-------- THE RECORDS --------

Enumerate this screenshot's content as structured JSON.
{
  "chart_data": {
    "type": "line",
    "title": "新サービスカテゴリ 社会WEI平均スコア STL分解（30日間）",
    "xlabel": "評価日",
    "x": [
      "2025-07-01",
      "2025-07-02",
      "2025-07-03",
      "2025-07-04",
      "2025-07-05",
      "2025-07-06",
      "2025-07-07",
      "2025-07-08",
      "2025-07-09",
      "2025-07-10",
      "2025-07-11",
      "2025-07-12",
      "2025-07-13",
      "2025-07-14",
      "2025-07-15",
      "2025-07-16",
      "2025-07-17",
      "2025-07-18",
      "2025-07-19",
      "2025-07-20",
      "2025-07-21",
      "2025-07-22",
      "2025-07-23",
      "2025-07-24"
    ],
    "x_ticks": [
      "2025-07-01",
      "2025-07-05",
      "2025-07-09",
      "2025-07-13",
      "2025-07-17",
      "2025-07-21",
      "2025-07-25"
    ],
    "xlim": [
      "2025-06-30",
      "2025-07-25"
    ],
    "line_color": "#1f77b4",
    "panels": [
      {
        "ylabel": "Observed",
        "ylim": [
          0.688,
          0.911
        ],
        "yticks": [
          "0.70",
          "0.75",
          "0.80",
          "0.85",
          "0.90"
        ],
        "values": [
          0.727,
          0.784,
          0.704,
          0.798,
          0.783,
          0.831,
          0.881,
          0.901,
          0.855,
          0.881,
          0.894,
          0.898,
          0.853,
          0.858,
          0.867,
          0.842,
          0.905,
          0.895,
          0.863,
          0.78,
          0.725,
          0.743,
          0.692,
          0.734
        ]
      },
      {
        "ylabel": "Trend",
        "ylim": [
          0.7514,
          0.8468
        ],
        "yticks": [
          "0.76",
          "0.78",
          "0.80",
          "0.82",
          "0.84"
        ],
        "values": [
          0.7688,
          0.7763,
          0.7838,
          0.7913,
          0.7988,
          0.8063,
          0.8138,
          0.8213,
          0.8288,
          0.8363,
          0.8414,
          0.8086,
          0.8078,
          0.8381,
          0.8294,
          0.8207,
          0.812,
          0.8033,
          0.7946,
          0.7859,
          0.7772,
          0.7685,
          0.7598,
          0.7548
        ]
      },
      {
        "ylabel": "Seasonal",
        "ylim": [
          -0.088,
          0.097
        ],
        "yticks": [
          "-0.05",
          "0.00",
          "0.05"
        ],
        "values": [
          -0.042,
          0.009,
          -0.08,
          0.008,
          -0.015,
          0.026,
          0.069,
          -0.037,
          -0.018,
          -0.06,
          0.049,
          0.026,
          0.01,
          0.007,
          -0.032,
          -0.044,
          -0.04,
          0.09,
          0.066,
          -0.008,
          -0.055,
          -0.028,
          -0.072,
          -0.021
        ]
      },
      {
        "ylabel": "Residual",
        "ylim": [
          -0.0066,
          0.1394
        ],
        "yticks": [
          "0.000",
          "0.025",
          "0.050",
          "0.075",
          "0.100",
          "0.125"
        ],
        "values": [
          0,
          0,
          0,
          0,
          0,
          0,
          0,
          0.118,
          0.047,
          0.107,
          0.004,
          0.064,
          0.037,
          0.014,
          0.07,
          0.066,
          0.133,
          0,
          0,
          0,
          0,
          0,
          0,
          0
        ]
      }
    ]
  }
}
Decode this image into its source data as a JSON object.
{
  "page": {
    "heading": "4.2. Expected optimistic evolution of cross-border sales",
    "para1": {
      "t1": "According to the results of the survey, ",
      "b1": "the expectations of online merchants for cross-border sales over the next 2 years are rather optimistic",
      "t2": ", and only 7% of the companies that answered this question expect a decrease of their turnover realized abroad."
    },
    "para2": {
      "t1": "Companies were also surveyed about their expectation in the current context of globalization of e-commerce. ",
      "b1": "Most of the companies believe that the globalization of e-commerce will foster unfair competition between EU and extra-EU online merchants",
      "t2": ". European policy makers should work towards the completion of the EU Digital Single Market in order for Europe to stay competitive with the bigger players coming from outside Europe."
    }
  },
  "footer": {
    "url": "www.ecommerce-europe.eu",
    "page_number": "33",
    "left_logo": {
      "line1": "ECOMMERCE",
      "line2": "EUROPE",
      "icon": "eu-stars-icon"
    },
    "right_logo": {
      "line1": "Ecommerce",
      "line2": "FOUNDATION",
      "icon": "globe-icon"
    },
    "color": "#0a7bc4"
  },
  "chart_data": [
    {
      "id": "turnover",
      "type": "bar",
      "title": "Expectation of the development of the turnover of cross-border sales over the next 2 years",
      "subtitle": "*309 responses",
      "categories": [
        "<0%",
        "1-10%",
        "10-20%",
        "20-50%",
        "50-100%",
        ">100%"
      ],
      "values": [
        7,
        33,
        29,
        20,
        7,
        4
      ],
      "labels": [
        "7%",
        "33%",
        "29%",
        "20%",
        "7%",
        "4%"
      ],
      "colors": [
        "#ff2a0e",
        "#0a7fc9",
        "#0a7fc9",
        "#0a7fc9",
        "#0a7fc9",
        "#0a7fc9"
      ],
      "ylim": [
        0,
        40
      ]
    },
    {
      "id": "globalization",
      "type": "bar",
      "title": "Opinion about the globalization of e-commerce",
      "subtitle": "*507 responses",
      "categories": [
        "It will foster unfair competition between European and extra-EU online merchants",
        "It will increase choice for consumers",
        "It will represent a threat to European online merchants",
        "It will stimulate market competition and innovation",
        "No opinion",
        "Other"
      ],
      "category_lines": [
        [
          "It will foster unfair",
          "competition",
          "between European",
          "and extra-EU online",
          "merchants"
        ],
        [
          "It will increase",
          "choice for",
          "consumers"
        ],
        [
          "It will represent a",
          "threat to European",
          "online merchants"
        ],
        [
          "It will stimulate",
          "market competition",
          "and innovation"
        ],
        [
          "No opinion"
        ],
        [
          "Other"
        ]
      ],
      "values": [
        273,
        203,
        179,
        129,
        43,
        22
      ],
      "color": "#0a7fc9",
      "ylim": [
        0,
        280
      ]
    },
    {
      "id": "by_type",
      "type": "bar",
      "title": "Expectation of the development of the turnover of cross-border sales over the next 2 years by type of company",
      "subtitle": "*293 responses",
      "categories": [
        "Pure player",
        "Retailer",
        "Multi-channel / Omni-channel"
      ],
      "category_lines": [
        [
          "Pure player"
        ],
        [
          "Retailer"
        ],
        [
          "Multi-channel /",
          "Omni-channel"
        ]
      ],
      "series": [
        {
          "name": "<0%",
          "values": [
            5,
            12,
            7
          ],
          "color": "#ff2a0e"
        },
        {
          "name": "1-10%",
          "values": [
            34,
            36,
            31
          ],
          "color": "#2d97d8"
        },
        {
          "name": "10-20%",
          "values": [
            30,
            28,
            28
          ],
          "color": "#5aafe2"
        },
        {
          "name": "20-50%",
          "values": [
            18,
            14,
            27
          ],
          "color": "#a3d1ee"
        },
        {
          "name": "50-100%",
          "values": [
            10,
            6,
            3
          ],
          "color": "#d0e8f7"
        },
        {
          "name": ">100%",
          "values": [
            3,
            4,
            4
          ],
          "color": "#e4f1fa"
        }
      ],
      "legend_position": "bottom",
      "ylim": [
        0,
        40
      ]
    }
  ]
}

--------

WORK REQUIRED -
Copy out the whole listing exactly.

SOLVED EXERCISE -
Enumerate this screenshot's content as structured JSON.
{
  "chart_data": {
    "type": "line",
    "title": "新サービスカテゴリ 社会WEI平均スコア STL分解（30日間）",
    "xlabel": "評価日",
    "x": [
      "2025-07-01",
      "2025-07-02",
      "2025-07-03",
      "2025-07-04",
      "2025-07-05",
      "2025-07-06",
      "2025-07-07",
      "2025-07-08",
      "2025-07-09",
      "2025-07-10",
      "2025-07-11",
      "2025-07-12",
      "2025-07-13",
      "2025-07-14",
      "2025-07-15",
      "2025-07-16",
      "2025-07-17",
      "2025-07-18",
      "2025-07-19",
      "2025-07-20",
      "2025-07-21",
      "2025-07-22",
      "2025-07-23",
      "2025-07-24"
    ],
    "x_ticks": [
      "2025-07-01",
      "2025-07-05",
      "2025-07-09",
      "2025-07-13",
      "2025-07-17",
      "2025-07-21",
      "2025-07-25"
    ],
    "xlim": [
      "2025-06-30",
      "2025-07-25"
    ],
    "line_color": "#1f77b4",
    "panels": [
      {
        "ylabel": "Observed",
        "ylim": [
          0.688,
          0.911
        ],
        "yticks": [
          "0.70",
          "0.75",
          "0.80",
          "0.85",
          "0.90"
        ],
        "values": [
          0.727,
          0.784,
          0.704,
          0.798,
          0.783,
          0.831,
          0.881,
          0.901,
          0.855,
          0.881,
          0.894,
          0.898,
          0.853,
          0.858,
          0.867,
          0.842,
          0.905,
          0.895,
          0.863,
          0.78,
          0.725,
          0.743,
          0.692,
          0.734
        ]
      },
      {
        "ylabel": "Trend",
        "ylim": [
          0.7514,
          0.8468
        ],
        "yticks": [
          "0.76",
          "0.78",
          "0.80",
          "0.82",
          "0.84"
        ],
        "values": [
          0.7688,
          0.7763,
          0.7838,
          0.7913,
          0.7988,
          0.8063,
          0.8138,
          0.8213,
          0.8288,
          0.8363,
          0.8414,
          0.8086,
          0.8078,
          0.8381,
          0.8294,
          0.8207,
          0.812,
          0.8033,
          0.7946,
          0.7859,
          0.7772,
          0.7685,
          0.7598,
          0.7548
        ]
      },
      {
        "ylabel": "Seasonal",
        "ylim": [
          -0.088,
          0.097
        ],
        "yticks": [
          "-0.05",
          "0.00",
          "0.05"
        ],
        "values": [
          -0.042,
          0.009,
          -0.08,
          0.008,
          -0.015,
          0.026,
          0.069,
          -0.037,
          -0.018,
          -0.06,
          0.049,
          0.026,
          0.01,
          0.007,
          -0.032,
          -0.044,
          -0.04,
          0.09,
          0.066,
          -0.008,
          -0.055,
          -0.028,
          -0.072,
          -0.021
        ]
      },
      {
        "ylabel": "Residual",
        "ylim": [
          -0.0066,
          0.1394
        ],
        "yticks": [
          "0.000",
          "0.025",
          "0.050",
          "0.075",
          "0.100",
          "0.125"
        ],
        "values": [
          0,
          0,
          0,
          0,
          0,
          0,
          0,
          0.118,
          0.047,
          0.107,
          0.004,
          0.064,
          0.037,
          0.014,
          0.07,
          0.066,
          0.133,
          0,
          0,
          0,
          0,
          0,
          0,
          0
        ]
      }
    ]
  }
}
Decode this image into its source data as a JSON object.
{
  "page": {
    "heading": "4.2. Expected optimistic evolution of cross-border sales",
    "para1": {
      "t1": "According to the results of the survey, ",
      "b1": "the expectations of online merchants for cross-border sales over the next 2 years are rather optimistic",
      "t2": ", and only 7% of the companies that answered this question expect a decrease of their turnover realized abroad."
    },
    "para2": {
      "t1": "Companies were also surveyed about their expectation in the current context of globalization of e-commerce. ",
      "b1": "Most of the companies believe that the globalization of e-commerce will foster unfair competition between EU and extra-EU online merchants",
      "t2": ". European policy makers should work towards the completion of the EU Digital Single Market in order for Europe to stay competitive with the bigger players coming from outside Europe."
    }
  },
  "footer": {
    "url": "www.ecommerce-europe.eu",
    "page_number": "33",
    "left_logo": {
      "line1": "ECOMMERCE",
      "line2": "EUROPE",
      "icon": "eu-stars-icon"
    },
    "right_logo": {
      "line1": "Ecommerce",
      "line2": "FOUNDATION",
      "icon": "globe-icon"
    },
    "color": "#0a7bc4"
  },
  "chart_data": [
    {
      "id": "turnover",
      "type": "bar",
      "title": "Expectation of the development of the turnover of cross-border sales over the next 2 years",
      "subtitle": "*309 responses",
      "categories": [
        "<0%",
        "1-10%",
        "10-20%",
        "20-50%",
        "50-100%",
        ">100%"
      ],
      "values": [
        7,
        33,
        29,
        20,
        7,
        4
      ],
      "labels": [
        "7%",
        "33%",
        "29%",
        "20%",
        "7%",
        "4%"
      ],
      "colors": [
        "#ff2a0e",
        "#0a7fc9",
        "#0a7fc9",
        "#0a7fc9",
        "#0a7fc9",
        "#0a7fc9"
      ],
      "ylim": [
        0,
        40
      ]
    },
    {
      "id": "globalization",
      "type": "bar",
      "title": "Opinion about the globalization of e-commerce",
      "subtitle": "*507 responses",
      "categories": [
        "It will foster unfair competition between European and extra-EU online merchants",
        "It will increase choice for consumers",
        "It will represent a threat to European online merchants",
        "It will stimulate market competition and innovation",
        "No opinion",
        "Other"
      ],
      "category_lines": [
        [
          "It will foster unfair",
          "competition",
          "between European",
          "and extra-EU online",
          "merchants"
        ],
        [
          "It will increase",
          "choice for",
          "consumers"
        ],
        [
          "It will represent a",
          "threat to European",
          "online merchants"
        ],
        [
          "It will stimulate",
          "market competition",
          "and innovation"
        ],
        [
          "No opinion"
        ],
        [
          "Other"
        ]
      ],
      "values": [
        273,
        203,
        179,
        129,
        43,
        22
      ],
      "color": "#0a7fc9",
      "ylim": [
        0,
        280
      ]
    },
    {
      "id": "by_type",
      "type": "bar",
      "title": "Expectation of the development of the turnover of cross-border sales over the next 2 years by type of company",
      "subtitle": "*293 responses",
      "categories": [
        "Pure player",
        "Retailer",
        "Multi-channel / Omni-channel"
      ],
      "category_lines": [
        [
          "Pure player"
        ],
        [
          "Retailer"
        ],
        [
          "Multi-channel /",
          "Omni-channel"
        ]
      ],
      "series": [
        {
          "name": "<0%",
          "values": [
            5,
            12,
            7
          ],
          "color": "#ff2a0e"
        },
        {
          "name": "1-10%",
          "values": [
            34,
            36,
            31
          ],
          "color": "#2d97d8"
        },
        {
          "name": "10-20%",
          "values": [
            30,
            28,
            28
          ],
          "color": "#5aafe2"
        },
        {
          "name": "20-50%",
          "values": [
            18,
            14,
            27
          ],
          "color": "#a3d1ee"
        },
        {
          "name": "50-100%",
          "values": [
            10,
            6,
            3
          ],
          "color": "#d0e8f7"
        },
        {
          "name": ">100%",
          "values": [
            3,
            4,
            4
          ],
          "color": "#e4f1fa"
        }
      ],
      "legend_position": "bottom",
      "ylim": [
        0,
        40
      ]
    }
  ]
}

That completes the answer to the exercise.